• [TASK TO COMPLETE]:
Copy out the listing exactly.

▬▬▬▬▬▬▬▬▬▬

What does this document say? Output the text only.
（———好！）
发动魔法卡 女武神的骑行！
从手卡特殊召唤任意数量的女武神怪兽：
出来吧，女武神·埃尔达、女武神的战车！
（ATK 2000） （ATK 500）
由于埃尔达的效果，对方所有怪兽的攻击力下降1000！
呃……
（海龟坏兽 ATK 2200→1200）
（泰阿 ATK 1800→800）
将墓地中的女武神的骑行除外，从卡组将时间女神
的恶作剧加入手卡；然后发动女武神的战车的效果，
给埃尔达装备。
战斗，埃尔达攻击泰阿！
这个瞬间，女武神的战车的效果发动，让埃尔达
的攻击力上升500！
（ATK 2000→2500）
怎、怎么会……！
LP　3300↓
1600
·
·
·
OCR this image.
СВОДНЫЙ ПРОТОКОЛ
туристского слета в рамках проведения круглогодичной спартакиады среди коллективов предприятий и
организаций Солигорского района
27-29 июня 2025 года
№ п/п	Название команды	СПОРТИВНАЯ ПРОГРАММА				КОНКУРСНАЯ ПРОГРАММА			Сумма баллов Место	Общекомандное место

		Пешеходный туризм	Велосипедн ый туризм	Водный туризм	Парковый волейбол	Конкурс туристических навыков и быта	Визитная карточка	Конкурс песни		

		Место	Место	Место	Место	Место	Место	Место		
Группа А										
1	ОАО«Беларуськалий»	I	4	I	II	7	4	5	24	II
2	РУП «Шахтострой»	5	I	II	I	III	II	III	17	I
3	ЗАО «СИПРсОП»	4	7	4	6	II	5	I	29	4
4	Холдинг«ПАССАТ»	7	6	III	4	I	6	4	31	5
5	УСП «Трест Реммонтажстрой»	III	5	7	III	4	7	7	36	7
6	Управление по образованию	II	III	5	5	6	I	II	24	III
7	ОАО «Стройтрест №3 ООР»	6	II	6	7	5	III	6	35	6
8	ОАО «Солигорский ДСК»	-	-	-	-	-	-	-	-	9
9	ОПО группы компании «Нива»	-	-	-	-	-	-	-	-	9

▬▬▬▬▬▬▬▬▬▬

• [SOLUTION FOR THIS TASK]:
What does this document say? Output the text only.
（———好！）
发动魔法卡 女武神的骑行！
从手卡特殊召唤任意数量的女武神怪兽：
出来吧，女武神·埃尔达、女武神的战车！
（ATK 2000） （ATK 500）
由于埃尔达的效果，对方所有怪兽的攻击力下降1000！
呃……
（海龟坏兽 ATK 2200→1200）
（泰阿 ATK 1800→800）
将墓地中的女武神的骑行除外，从卡组将时间女神
的恶作剧加入手卡；然后发动女武神的战车的效果，
给埃尔达装备。
战斗，埃尔达攻击泰阿！
这个瞬间，女武神的战车的效果发动，让埃尔达
的攻击力上升500！
（ATK 2000→2500）
怎、怎么会……！
LP　3300↓
1600
·
·
·
OCR this image.
СВОДНЫЙ ПРОТОКОЛ
туристского слета в рамках проведения круглогодичной спартакиады среди коллективов предприятий и
организаций Солигорского района
27-29 июня 2025 года
№ п/п	Название команды	СПОРТИВНАЯ ПРОГРАММА				КОНКУРСНАЯ ПРОГРАММА			Сумма баллов Место	Общекомандное место

		Пешеходный туризм	Велосипедн ый туризм	Водный туризм	Парковый волейбол	Конкурс туристических навыков и быта	Визитная карточка	Конкурс песни		

		Место	Место	Место	Место	Место	Место	Место		
Группа А										
1	ОАО«Беларуськалий»	I	4	I	II	7	4	5	24	II
2	РУП «Шахтострой»	5	I	II	I	III	II	III	17	I
3	ЗАО «СИПРсОП»	4	7	4	6	II	5	I	29	4
4	Холдинг«ПАССАТ»	7	6	III	4	I	6	4	31	5
5	УСП «Трест Реммонтажстрой»	III	5	7	III	4	7	7	36	7
6	Управление по образованию	II	III	5	5	6	I	II	24	III
7	ОАО «Стройтрест №3 ООР»	6	II	6	7	5	III	6	35	6
8	ОАО «Солигорский ДСК»	-	-	-	-	-	-	-	-	9
9	ОПО группы компании «Нива»	-	-	-	-	-	-	-	-	9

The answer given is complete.